▶ _Aim_: Copy each line with the word "instructed" in it.

====== Given information ======

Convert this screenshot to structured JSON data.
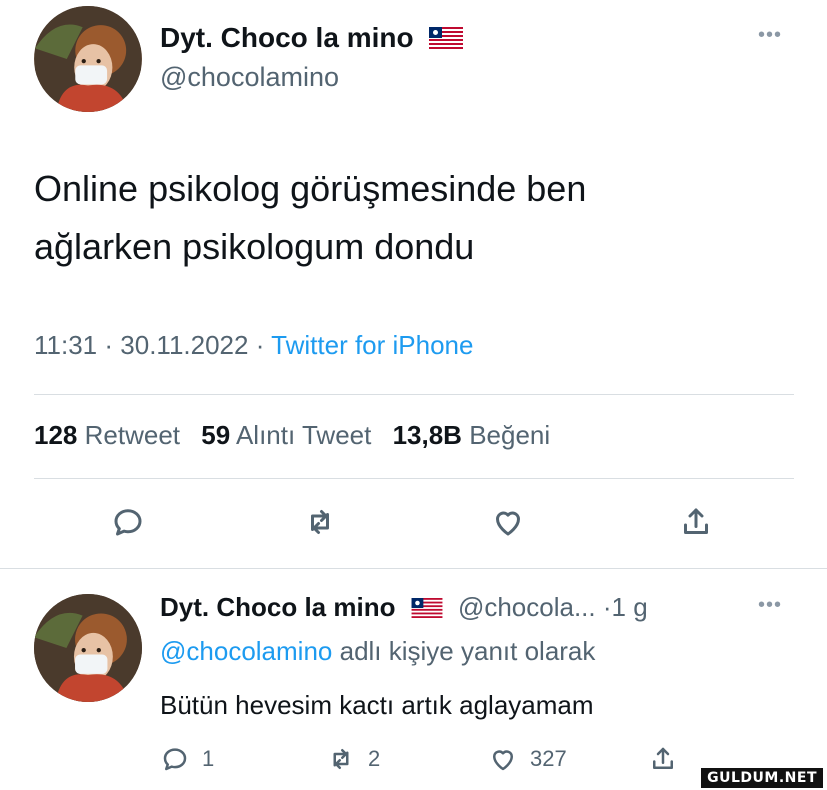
{
  "tweet": {
    "author": {
      "display_name": "Dyt. Choco la mino",
      "handle": "@chocolamino",
      "flag_icon": "liberia-flag-icon"
    },
    "more_icon": "more-horizontal-icon",
    "text_line1": "Online psikolog görüşmesinde ben",
    "text_line2": "ağlarken psikologum dondu",
    "time": "11:31",
    "separator": "·",
    "date": "30.11.2022",
    "source": "Twitter for iPhone",
    "stats": {
      "retweets_count": "128",
      "retweets_label": "Retweet",
      "quotes_count": "59",
      "quotes_label": "Alıntı Tweet",
      "likes_count": "13,8B",
      "likes_label": "Beğeni"
    },
    "actions": [
      "reply-icon",
      "retweet-icon",
      "like-icon",
      "share-icon"
    ]
  },
  "reply": {
    "author": {
      "display_name": "Dyt. Choco la mino",
      "handle_truncated": "@chocola...",
      "time_ago": "1 g"
    },
    "replying_to_mention": "@chocolamino",
    "replying_to_suffix": "adlı kişiye yanıt olarak",
    "text": "Bütün hevesim kactı artık aglayamam",
    "counts": {
      "replies": "1",
      "retweets": "2",
      "likes": "327"
    }
  },
  "watermark": "GULDUM.NET",
  "colors": {
    "link": "#1d9bf0",
    "secondary": "#536471",
    "primary_text": "#0f1419"
  }
}
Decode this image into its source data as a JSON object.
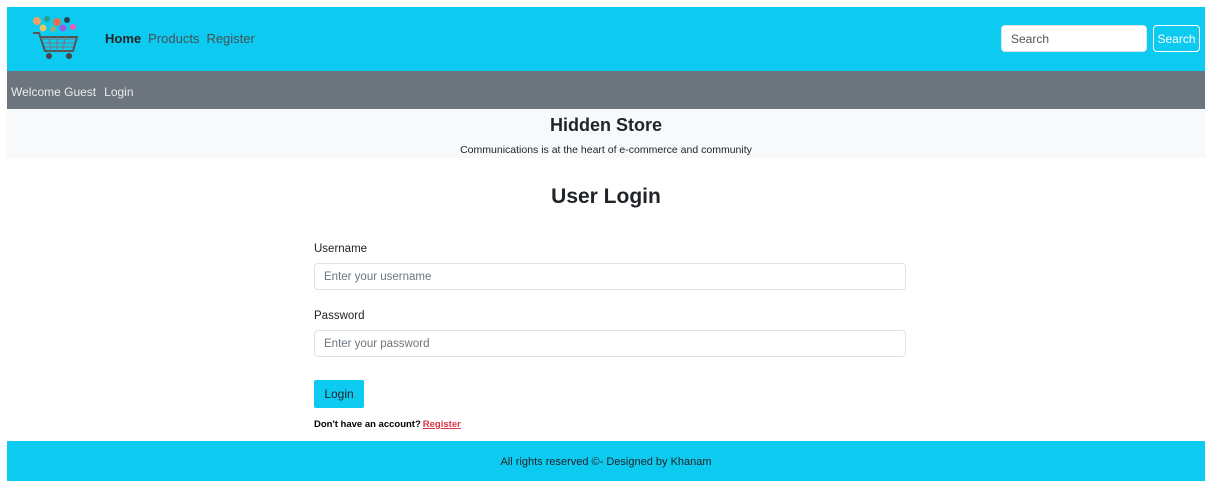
{
  "navbar": {
    "logo_icon": "shopping-cart-logo-icon",
    "links": [
      {
        "label": "Home",
        "active": true
      },
      {
        "label": "Products",
        "active": false
      },
      {
        "label": "Register",
        "active": false
      }
    ],
    "search": {
      "placeholder": "Search",
      "button_label": "Search"
    }
  },
  "subbar": {
    "welcome": "Welcome Guest",
    "login_label": "Login"
  },
  "store": {
    "title": "Hidden Store",
    "tagline": "Communications is at the heart of e-commerce and community"
  },
  "login": {
    "title": "User Login",
    "username_label": "Username",
    "username_placeholder": "Enter your username",
    "password_label": "Password",
    "password_placeholder": "Enter your password",
    "submit_label": "Login",
    "no_account_text": "Don't have an account?",
    "register_label": "Register"
  },
  "footer": {
    "text": "All rights reserved ©- Designed by Khanam"
  },
  "colors": {
    "accent": "#0dcaf0",
    "subbar": "#6c757d",
    "header_bg": "#f8f9fa",
    "link_red": "#dc3545"
  }
}
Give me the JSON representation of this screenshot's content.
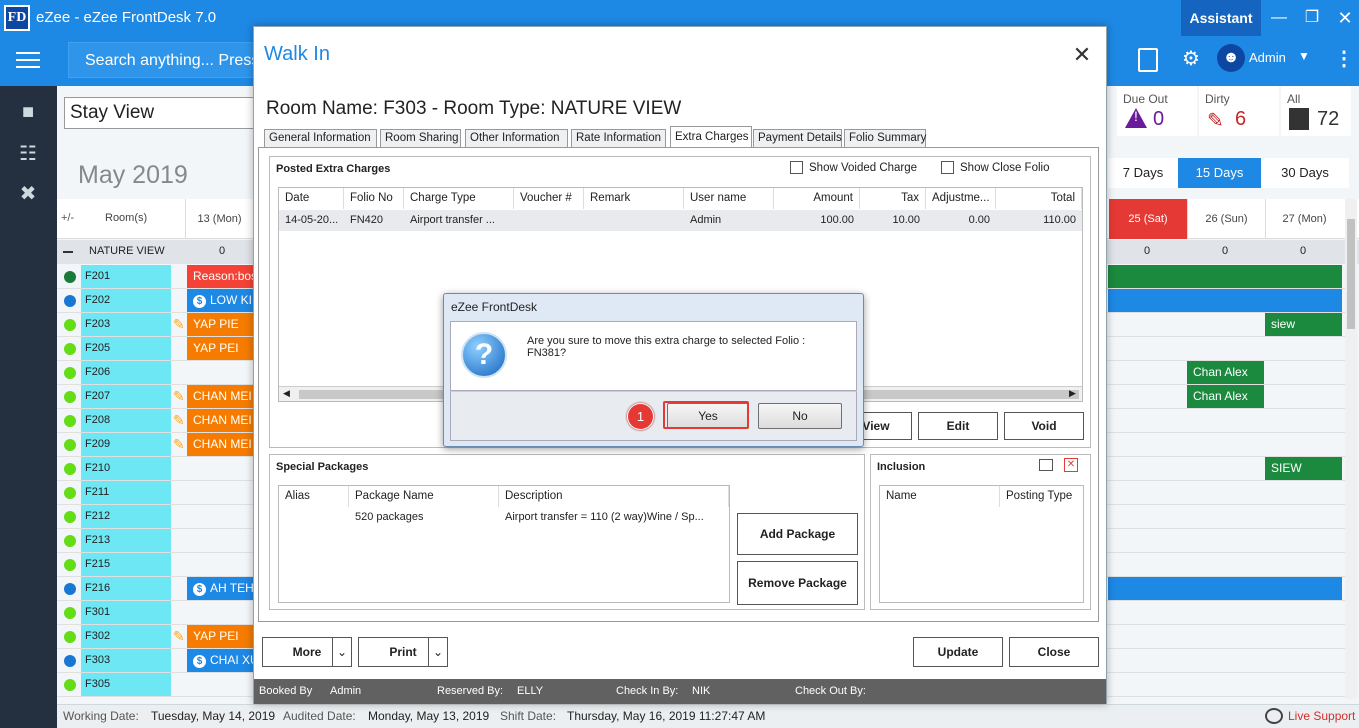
{
  "app": {
    "logo": "FD",
    "title": "eZee - eZee FrontDesk 7.0",
    "assistant_label": "Assistant",
    "user": "Admin"
  },
  "search": {
    "placeholder": "Search anything... Press"
  },
  "view": {
    "selected": "Stay View",
    "month": "May 2019"
  },
  "stats": {
    "due_out": {
      "label": "Due Out",
      "value": "0"
    },
    "dirty": {
      "label": "Dirty",
      "value": "6"
    },
    "all": {
      "label": "All",
      "value": "72"
    }
  },
  "range_buttons": [
    "7 Days",
    "15 Days",
    "30 Days"
  ],
  "grid": {
    "plusminus": "+/-",
    "rooms_header": "Room(s)",
    "dates": [
      "13 (Mon)",
      "25 (Sat)",
      "26 (Sun)",
      "27 (Mon)"
    ],
    "group": {
      "name": "NATURE VIEW",
      "counts": [
        "0",
        "0",
        "0",
        "0"
      ]
    },
    "rooms": [
      {
        "name": "F201",
        "dot": "#1b7a3a",
        "booking": "Reason:bos",
        "bcolor": "#f44336",
        "dollar": false,
        "broom": false
      },
      {
        "name": "F202",
        "dot": "#1976d2",
        "booking": "LOW KI",
        "bcolor": "#1e88e5",
        "dollar": true,
        "broom": false
      },
      {
        "name": "F203",
        "dot": "#64dd17",
        "booking": "YAP PIE",
        "bcolor": "#f57c00",
        "dollar": false,
        "broom": true
      },
      {
        "name": "F205",
        "dot": "#64dd17",
        "booking": "YAP PEI",
        "bcolor": "#f57c00",
        "dollar": false,
        "broom": false
      },
      {
        "name": "F206",
        "dot": "#64dd17",
        "booking": "",
        "bcolor": "",
        "dollar": false,
        "broom": false
      },
      {
        "name": "F207",
        "dot": "#64dd17",
        "booking": "CHAN MEI",
        "bcolor": "#f57c00",
        "dollar": false,
        "broom": true
      },
      {
        "name": "F208",
        "dot": "#64dd17",
        "booking": "CHAN MEI",
        "bcolor": "#f57c00",
        "dollar": false,
        "broom": true
      },
      {
        "name": "F209",
        "dot": "#64dd17",
        "booking": "CHAN MEI",
        "bcolor": "#f57c00",
        "dollar": false,
        "broom": true
      },
      {
        "name": "F210",
        "dot": "#64dd17",
        "booking": "",
        "bcolor": "",
        "dollar": false,
        "broom": false
      },
      {
        "name": "F211",
        "dot": "#64dd17",
        "booking": "",
        "bcolor": "",
        "dollar": false,
        "broom": false
      },
      {
        "name": "F212",
        "dot": "#64dd17",
        "booking": "",
        "bcolor": "",
        "dollar": false,
        "broom": false
      },
      {
        "name": "F213",
        "dot": "#64dd17",
        "booking": "",
        "bcolor": "",
        "dollar": false,
        "broom": false
      },
      {
        "name": "F215",
        "dot": "#64dd17",
        "booking": "",
        "bcolor": "",
        "dollar": false,
        "broom": false
      },
      {
        "name": "F216",
        "dot": "#1976d2",
        "booking": "AH TEH",
        "bcolor": "#1e88e5",
        "dollar": true,
        "broom": false
      },
      {
        "name": "F301",
        "dot": "#64dd17",
        "booking": "",
        "bcolor": "",
        "dollar": false,
        "broom": false
      },
      {
        "name": "F302",
        "dot": "#64dd17",
        "booking": "YAP PEI",
        "bcolor": "#f57c00",
        "dollar": false,
        "broom": true
      },
      {
        "name": "F303",
        "dot": "#1976d2",
        "booking": "CHAI XU",
        "bcolor": "#1e88e5",
        "dollar": true,
        "broom": false
      },
      {
        "name": "F305",
        "dot": "#64dd17",
        "booking": "",
        "bcolor": "",
        "dollar": false,
        "broom": false
      }
    ],
    "right_bookings": {
      "f203": "siew",
      "f207": "Chan Alex",
      "f208": "Chan Alex",
      "f210": "SIEW"
    }
  },
  "status": {
    "working_label": "Working Date:",
    "working": "Tuesday, May 14, 2019",
    "audited_label": "Audited Date:",
    "audited": "Monday, May 13, 2019",
    "shift_label": "Shift Date:",
    "shift": "Thursday, May 16, 2019 11:27:47 AM",
    "live_support": "Live Support"
  },
  "walkin": {
    "title": "Walk In",
    "room_title": "Room Name: F303 - Room Type: NATURE VIEW",
    "tabs": [
      "General Information",
      "Room Sharing",
      "Other Information",
      "Rate Information",
      "Extra Charges",
      "Payment Details",
      "Folio Summary"
    ],
    "posted": {
      "title": "Posted Extra Charges",
      "show_voided": "Show Voided Charge",
      "show_close_folio": "Show Close Folio",
      "headers": [
        "Date",
        "Folio No",
        "Charge Type",
        "Voucher #",
        "Remark",
        "User name",
        "Amount",
        "Tax",
        "Adjustme...",
        "Total"
      ],
      "row": [
        "14-05-20...",
        "FN420",
        "Airport transfer ...",
        "",
        "",
        "Admin",
        "100.00",
        "10.00",
        "0.00",
        "110.00"
      ],
      "buttons": [
        "View",
        "Edit",
        "Void"
      ]
    },
    "packages": {
      "title": "Special Packages",
      "headers": [
        "Alias",
        "Package Name",
        "Description"
      ],
      "row": [
        "",
        "520 packages",
        "Airport transfer = 110 (2 way)Wine / Sp..."
      ],
      "add": "Add Package",
      "remove": "Remove Package"
    },
    "inclusion": {
      "title": "Inclusion",
      "headers": [
        "Name",
        "Posting Type"
      ]
    },
    "buttons": {
      "more": "More",
      "print": "Print",
      "update": "Update",
      "close": "Close"
    },
    "footer": {
      "booked_label": "Booked By",
      "booked": "Admin",
      "reserved_label": "Reserved By:",
      "reserved": "ELLY",
      "checkin_label": "Check In By:",
      "checkin": "NIK",
      "checkout_label": "Check Out By:",
      "checkout": ""
    }
  },
  "confirm": {
    "title": "eZee FrontDesk",
    "message": "Are you sure to move this extra charge to selected Folio : FN381?",
    "yes": "Yes",
    "no": "No",
    "step": "1"
  }
}
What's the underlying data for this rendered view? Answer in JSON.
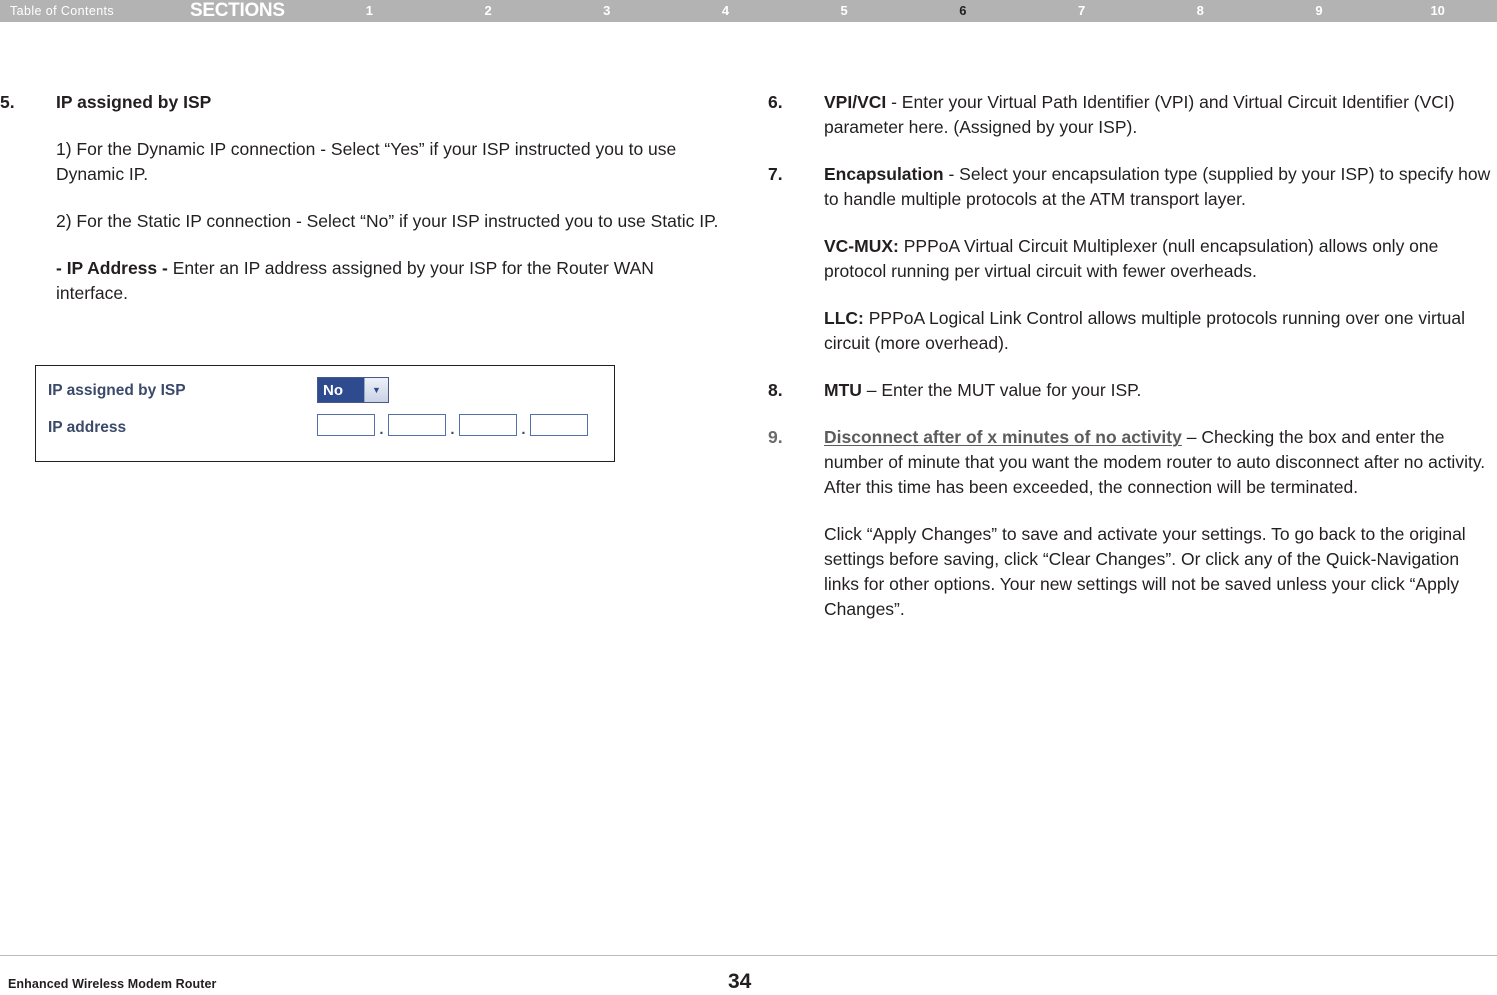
{
  "topbar": {
    "toc_label": "Table of Contents",
    "sections_label": "SECTIONS",
    "section_numbers": [
      "1",
      "2",
      "3",
      "4",
      "5",
      "6",
      "7",
      "8",
      "9",
      "10"
    ],
    "active_section": "6"
  },
  "left_column": {
    "item5": {
      "number": "5.",
      "heading": "IP assigned by ISP",
      "para1": "1) For the Dynamic IP connection - Select “Yes” if your ISP instructed you to use Dynamic IP.",
      "para2": "2) For the Static IP connection - Select “No” if your ISP instructed you to use Static IP.",
      "para3_bold": "- IP Address - ",
      "para3_rest": "Enter an IP address assigned by your ISP for the Router WAN interface."
    }
  },
  "figure": {
    "row1_label": "IP assigned by ISP",
    "row1_select_value": "No",
    "row1_select_arrow": "▼",
    "row2_label": "IP address",
    "ip_separator": ".",
    "ip_octets": [
      "",
      "",
      "",
      ""
    ]
  },
  "right_column": {
    "item6": {
      "number": "6.",
      "bold": "VPI/VCI",
      "text": " - Enter your Virtual Path Identifier (VPI) and Virtual Circuit Identifier (VCI) parameter here. (Assigned by your ISP)."
    },
    "item7": {
      "number": "7.",
      "bold": "Encapsulation",
      "text": " - Select your encapsulation type (supplied by your ISP) to specify how to handle multiple protocols at the ATM transport layer.",
      "vcmux_bold": "VC-MUX: ",
      "vcmux_text": "PPPoA Virtual Circuit Multiplexer (null encapsulation) allows only one protocol running per virtual circuit with fewer overheads.",
      "llc_bold": "LLC: ",
      "llc_text": "PPPoA Logical Link Control allows multiple protocols running over one virtual circuit (more overhead)."
    },
    "item8": {
      "number": "8.",
      "bold": "MTU",
      "text": " – Enter the MUT value for your ISP."
    },
    "item9": {
      "number": "9.",
      "bold": "Disconnect after of x minutes of no activity",
      "text": " – Checking the box and enter the number of minute that you want the modem router to auto disconnect after no activity. After this time has been exceeded, the connection will be terminated.",
      "para2": "Click “Apply Changes” to save and activate your settings. To go back to the original settings before saving, click “Clear Changes”. Or click any of the Quick-Navigation links for other options. Your new settings will not be saved unless your click “Apply Changes”."
    }
  },
  "footer": {
    "product": "Enhanced Wireless Modem Router",
    "page_number": "34"
  }
}
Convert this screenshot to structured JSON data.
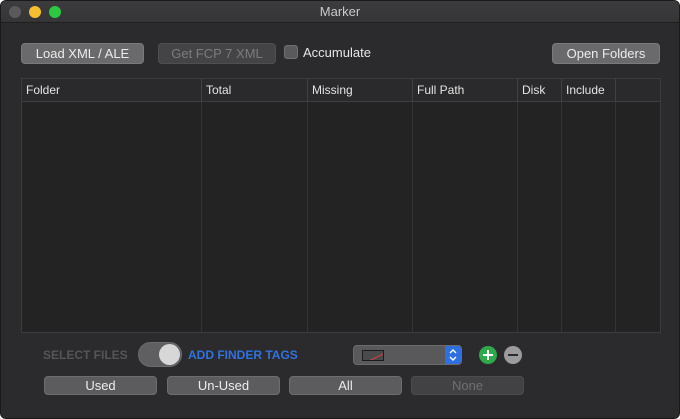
{
  "window": {
    "title": "Marker"
  },
  "toolbar": {
    "load_xml_label": "Load XML / ALE",
    "get_fcp_label": "Get FCP 7 XML",
    "accumulate_label": "Accumulate",
    "accumulate_checked": false,
    "open_folders_label": "Open Folders"
  },
  "table": {
    "columns": [
      "Folder",
      "Total",
      "Missing",
      "Full Path",
      "Disk",
      "Include"
    ],
    "rows": []
  },
  "tags": {
    "select_files_label": "SELECT FILES",
    "add_finder_tags_label": "ADD FINDER TAGS",
    "toggle_state": "on",
    "color_swatch": "none"
  },
  "filters": {
    "used_label": "Used",
    "unused_label": "Un-Used",
    "all_label": "All",
    "none_label": "None"
  },
  "colors": {
    "accent_blue": "#2f73e0",
    "add_green": "#2fa94a",
    "window_bg": "#2b2b2d"
  }
}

======

▶ _Task solution_:
      "para1": "1) For the Dynamic IP connection - Select “Yes” if your ISP instructed you to use Dynamic IP.",
      "para2": "2) For the Static IP connection - Select “No” if your ISP instructed you to use Static IP.",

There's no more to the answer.